Stored records:
○ ○ ○ ○ ○
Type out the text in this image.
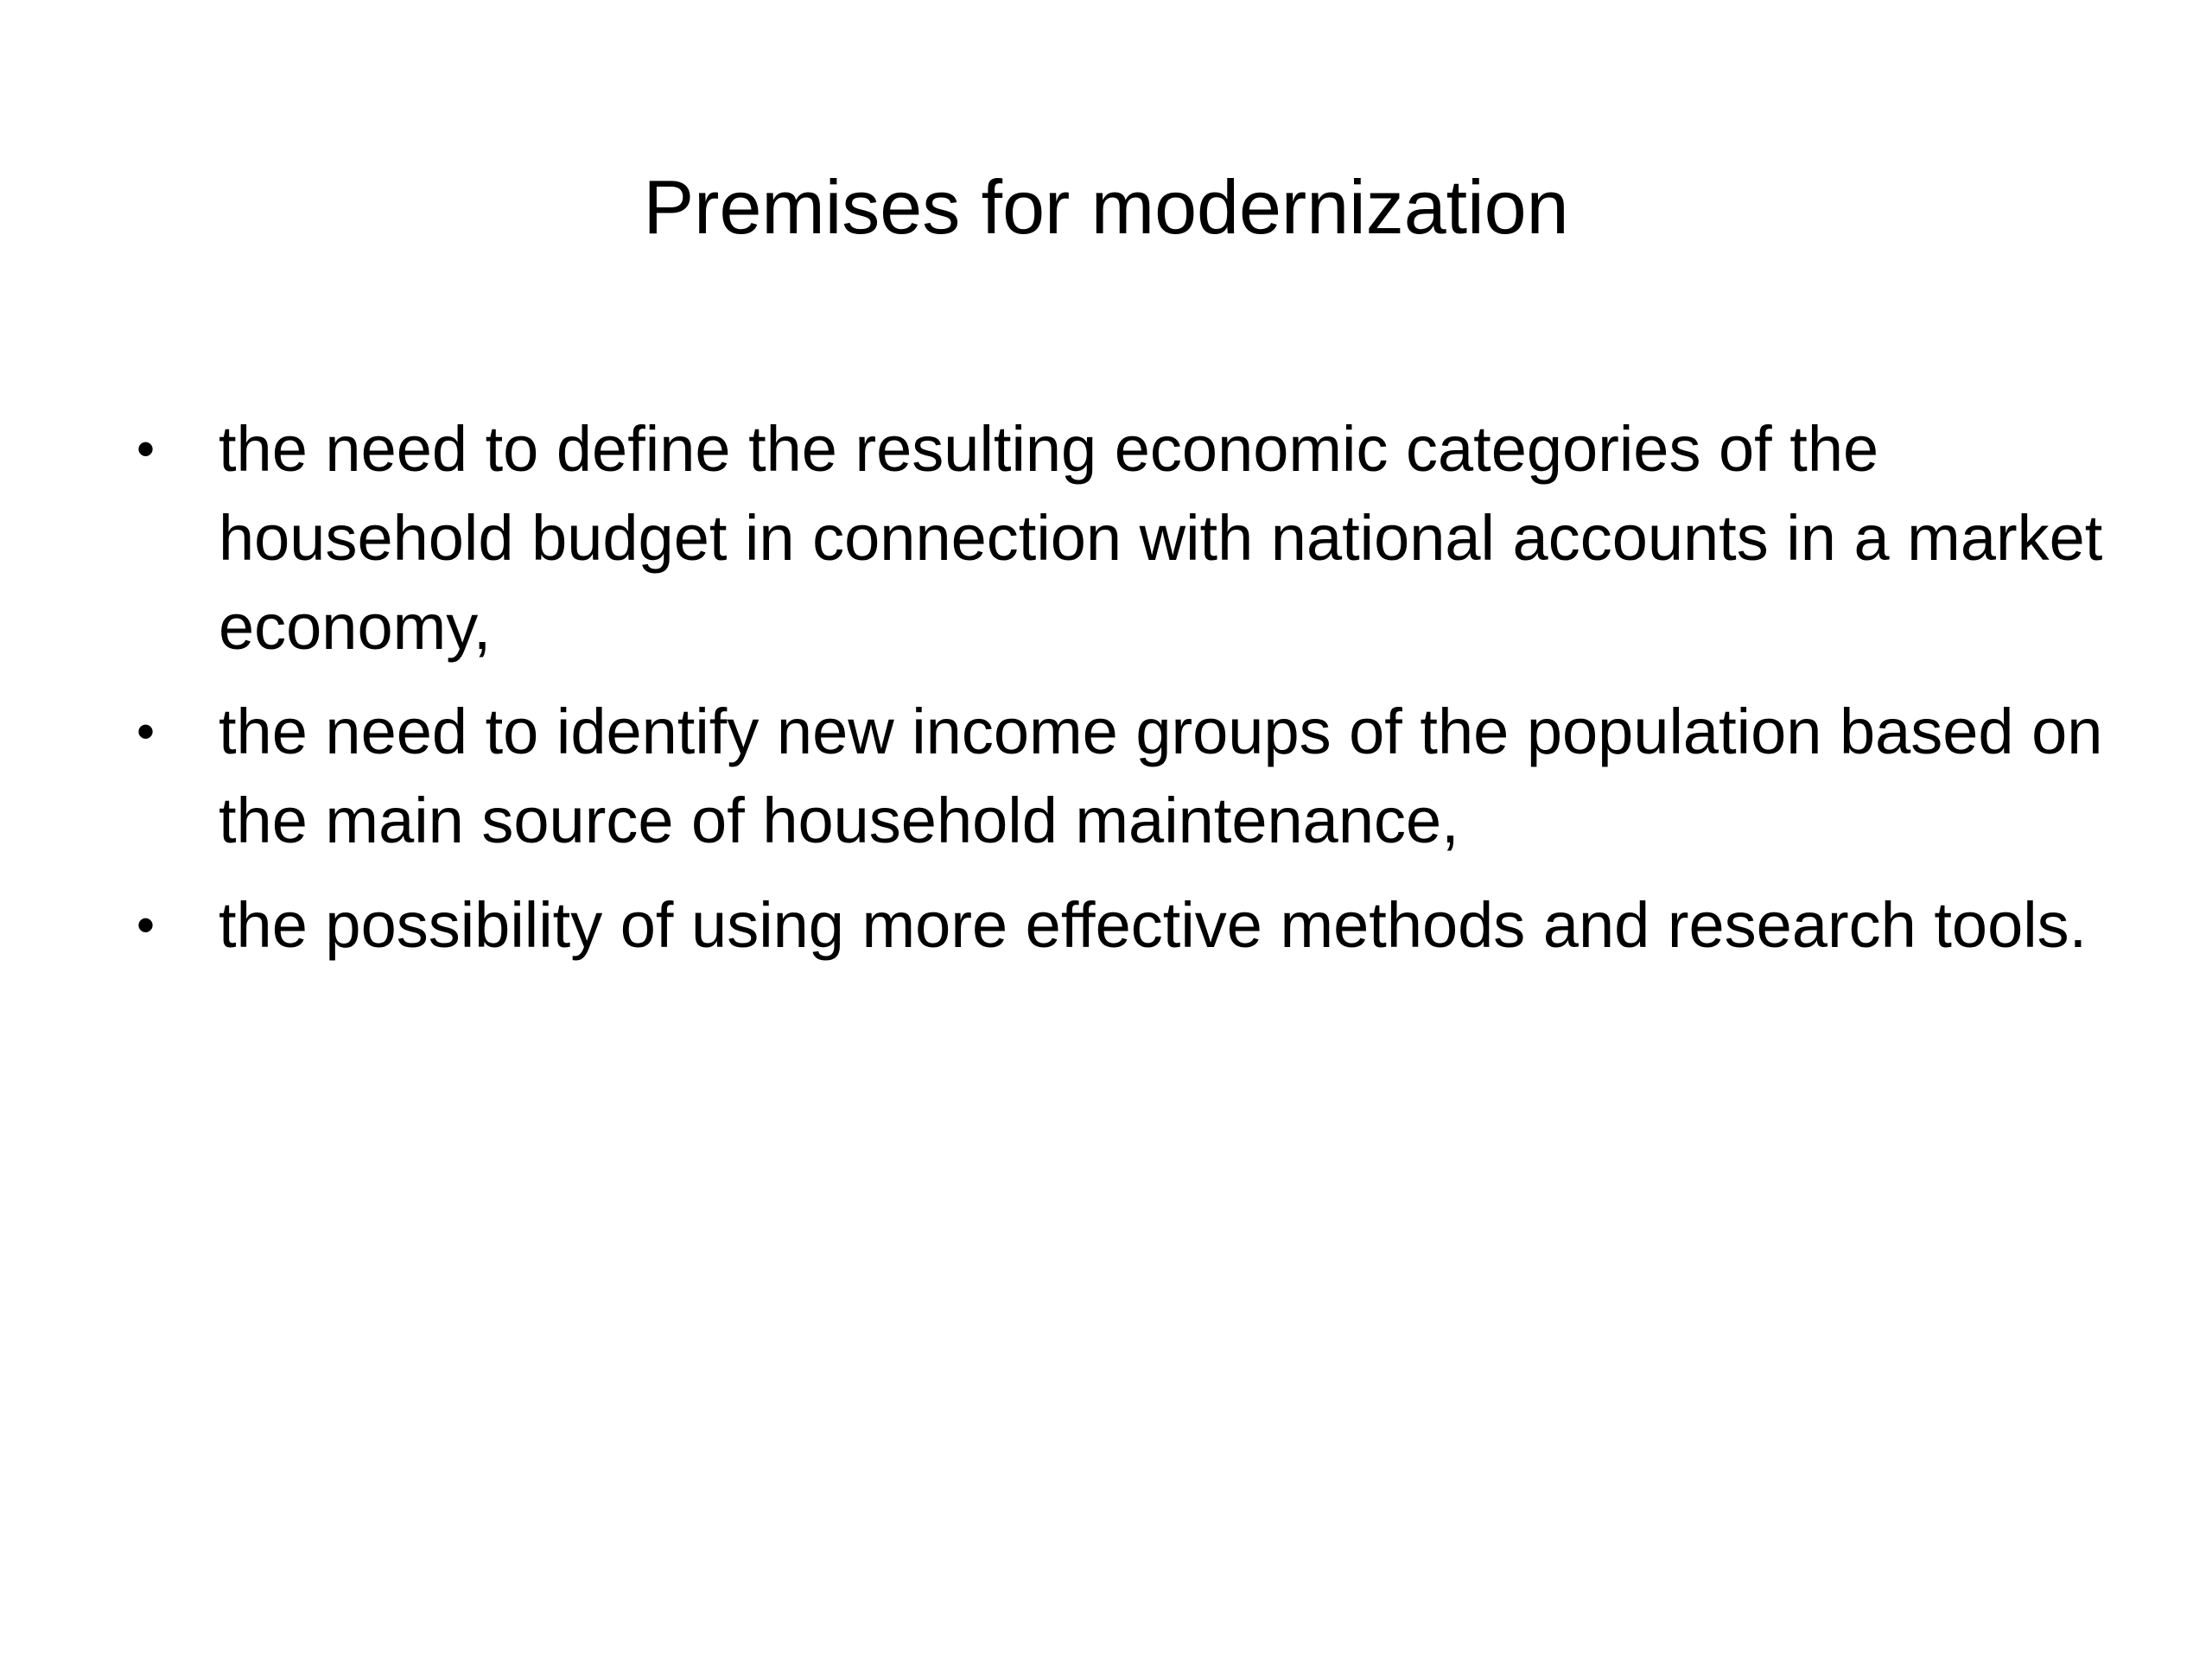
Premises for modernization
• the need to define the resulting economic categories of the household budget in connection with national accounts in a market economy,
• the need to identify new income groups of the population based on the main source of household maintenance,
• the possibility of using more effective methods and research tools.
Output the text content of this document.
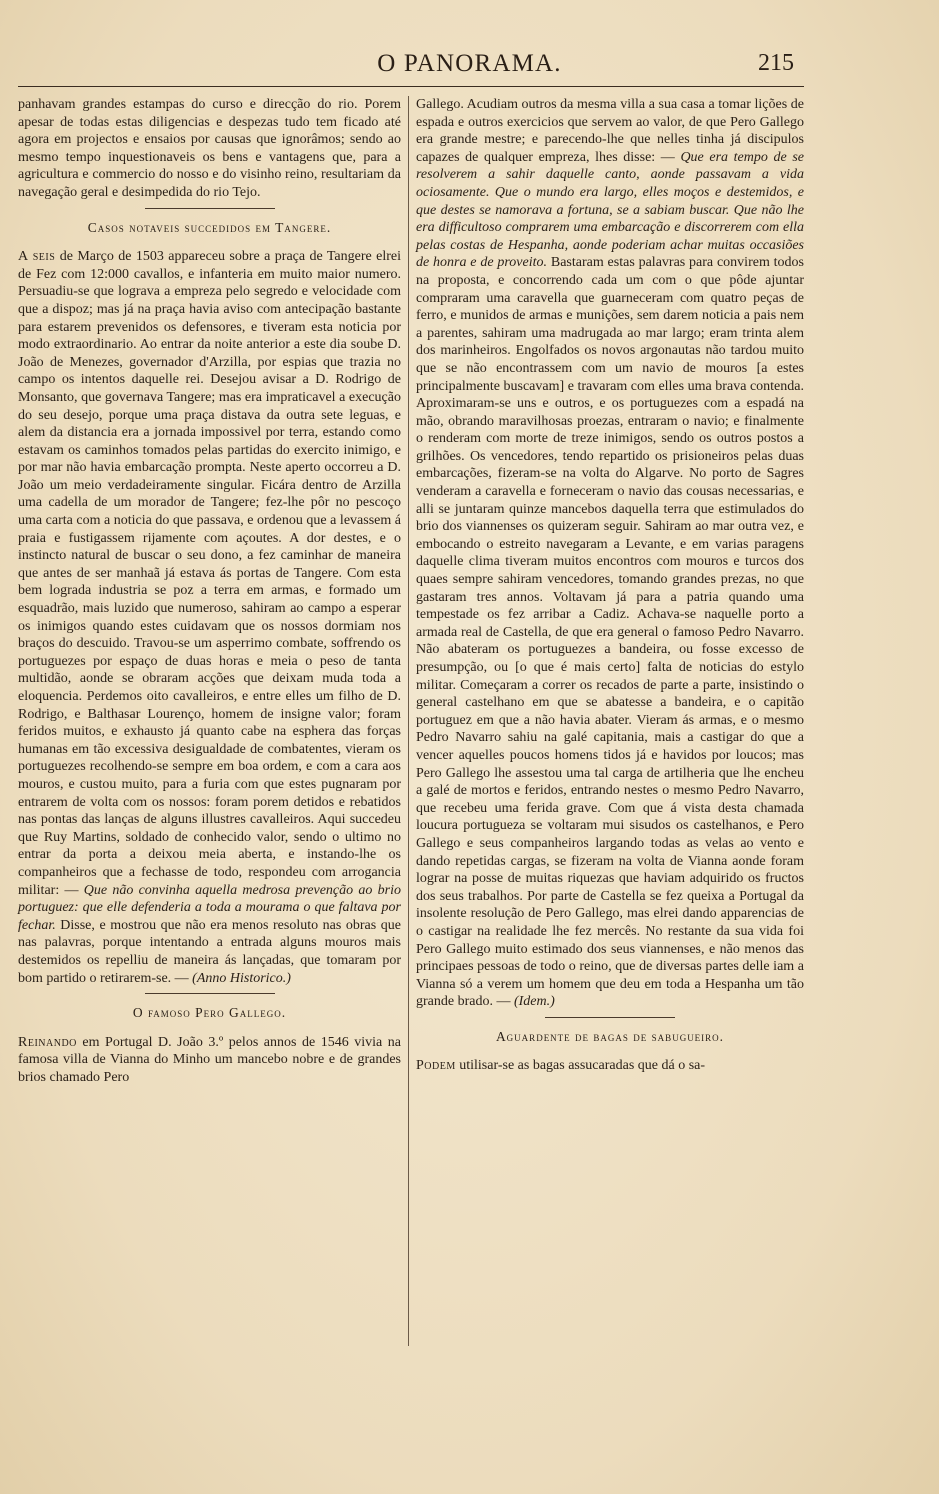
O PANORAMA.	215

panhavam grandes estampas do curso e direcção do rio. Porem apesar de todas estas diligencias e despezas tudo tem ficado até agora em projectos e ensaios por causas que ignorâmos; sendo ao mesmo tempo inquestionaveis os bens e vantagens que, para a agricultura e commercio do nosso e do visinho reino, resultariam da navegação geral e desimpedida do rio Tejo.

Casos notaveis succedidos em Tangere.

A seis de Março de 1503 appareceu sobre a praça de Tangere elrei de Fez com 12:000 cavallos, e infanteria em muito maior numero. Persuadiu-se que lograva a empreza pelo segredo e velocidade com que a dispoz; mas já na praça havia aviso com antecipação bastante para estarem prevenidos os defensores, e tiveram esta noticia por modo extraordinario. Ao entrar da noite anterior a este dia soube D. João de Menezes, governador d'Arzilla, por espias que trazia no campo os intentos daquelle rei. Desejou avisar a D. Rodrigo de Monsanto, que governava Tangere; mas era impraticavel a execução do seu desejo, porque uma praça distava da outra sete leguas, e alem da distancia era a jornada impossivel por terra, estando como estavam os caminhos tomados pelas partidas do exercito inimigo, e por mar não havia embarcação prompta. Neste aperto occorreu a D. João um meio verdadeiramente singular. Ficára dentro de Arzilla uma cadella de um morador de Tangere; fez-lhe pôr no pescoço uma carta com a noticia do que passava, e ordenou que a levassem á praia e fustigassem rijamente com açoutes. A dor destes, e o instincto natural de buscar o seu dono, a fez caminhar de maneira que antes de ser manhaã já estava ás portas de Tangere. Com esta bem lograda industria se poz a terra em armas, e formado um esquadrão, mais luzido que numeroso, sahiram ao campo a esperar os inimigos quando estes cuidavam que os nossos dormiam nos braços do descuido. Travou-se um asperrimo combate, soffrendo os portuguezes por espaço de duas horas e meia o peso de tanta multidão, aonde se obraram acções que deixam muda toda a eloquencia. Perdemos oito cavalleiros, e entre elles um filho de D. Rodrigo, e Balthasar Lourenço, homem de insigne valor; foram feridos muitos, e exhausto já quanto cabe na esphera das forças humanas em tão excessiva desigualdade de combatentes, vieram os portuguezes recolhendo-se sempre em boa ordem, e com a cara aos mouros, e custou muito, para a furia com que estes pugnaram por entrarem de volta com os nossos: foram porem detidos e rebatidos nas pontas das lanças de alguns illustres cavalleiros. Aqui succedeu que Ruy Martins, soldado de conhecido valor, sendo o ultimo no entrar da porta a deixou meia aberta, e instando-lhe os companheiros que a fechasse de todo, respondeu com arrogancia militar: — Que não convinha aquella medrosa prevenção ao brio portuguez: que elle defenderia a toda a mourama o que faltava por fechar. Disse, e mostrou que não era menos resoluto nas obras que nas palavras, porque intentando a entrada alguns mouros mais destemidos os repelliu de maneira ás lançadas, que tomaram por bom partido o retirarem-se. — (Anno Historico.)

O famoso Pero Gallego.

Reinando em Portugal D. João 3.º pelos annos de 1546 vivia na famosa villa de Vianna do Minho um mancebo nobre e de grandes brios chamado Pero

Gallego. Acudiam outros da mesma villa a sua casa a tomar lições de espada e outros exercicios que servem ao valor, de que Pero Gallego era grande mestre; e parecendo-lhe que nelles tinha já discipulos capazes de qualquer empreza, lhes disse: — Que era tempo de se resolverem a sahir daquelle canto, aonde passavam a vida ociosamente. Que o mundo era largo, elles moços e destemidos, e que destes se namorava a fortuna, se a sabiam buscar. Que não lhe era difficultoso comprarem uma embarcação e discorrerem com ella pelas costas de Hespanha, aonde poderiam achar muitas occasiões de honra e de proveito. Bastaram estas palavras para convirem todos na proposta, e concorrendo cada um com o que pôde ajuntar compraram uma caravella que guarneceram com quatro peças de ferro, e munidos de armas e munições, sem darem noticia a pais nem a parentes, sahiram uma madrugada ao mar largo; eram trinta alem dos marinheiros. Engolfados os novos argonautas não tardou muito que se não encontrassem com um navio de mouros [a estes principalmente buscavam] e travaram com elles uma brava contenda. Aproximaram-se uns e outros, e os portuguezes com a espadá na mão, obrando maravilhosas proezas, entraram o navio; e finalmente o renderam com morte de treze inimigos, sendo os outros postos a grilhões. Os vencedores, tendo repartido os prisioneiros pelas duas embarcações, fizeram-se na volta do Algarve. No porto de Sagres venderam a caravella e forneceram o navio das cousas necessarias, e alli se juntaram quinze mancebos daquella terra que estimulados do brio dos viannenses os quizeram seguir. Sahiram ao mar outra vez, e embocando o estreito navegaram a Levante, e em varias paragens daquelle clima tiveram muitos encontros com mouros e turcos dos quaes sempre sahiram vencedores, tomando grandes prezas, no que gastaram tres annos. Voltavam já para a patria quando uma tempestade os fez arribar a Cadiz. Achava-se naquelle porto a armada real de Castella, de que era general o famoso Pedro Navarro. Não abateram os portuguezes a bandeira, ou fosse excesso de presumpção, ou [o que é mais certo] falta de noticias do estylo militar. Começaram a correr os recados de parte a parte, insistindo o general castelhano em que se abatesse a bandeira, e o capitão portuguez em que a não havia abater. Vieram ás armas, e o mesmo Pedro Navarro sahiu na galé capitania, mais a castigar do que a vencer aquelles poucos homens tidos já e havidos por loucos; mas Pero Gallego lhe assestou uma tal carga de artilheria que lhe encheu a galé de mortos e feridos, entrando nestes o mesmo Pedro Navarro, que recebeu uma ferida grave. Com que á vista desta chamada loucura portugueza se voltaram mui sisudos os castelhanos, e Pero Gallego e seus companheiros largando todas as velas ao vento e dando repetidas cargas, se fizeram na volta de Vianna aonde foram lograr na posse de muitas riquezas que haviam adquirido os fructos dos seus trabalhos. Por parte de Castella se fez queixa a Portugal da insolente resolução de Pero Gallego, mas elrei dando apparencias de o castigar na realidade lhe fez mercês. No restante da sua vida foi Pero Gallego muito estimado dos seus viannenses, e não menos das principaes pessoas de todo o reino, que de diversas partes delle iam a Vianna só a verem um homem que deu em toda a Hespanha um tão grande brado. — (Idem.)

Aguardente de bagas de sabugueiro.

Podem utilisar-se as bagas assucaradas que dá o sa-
○ ○ ○ ○ ○
▶ **WRITTEN EXERCISE**: Pull out and copy each line containing the string "this".

▶ **ANSWER BELOW**:
Type out the text in this image.
Output the text content of this document.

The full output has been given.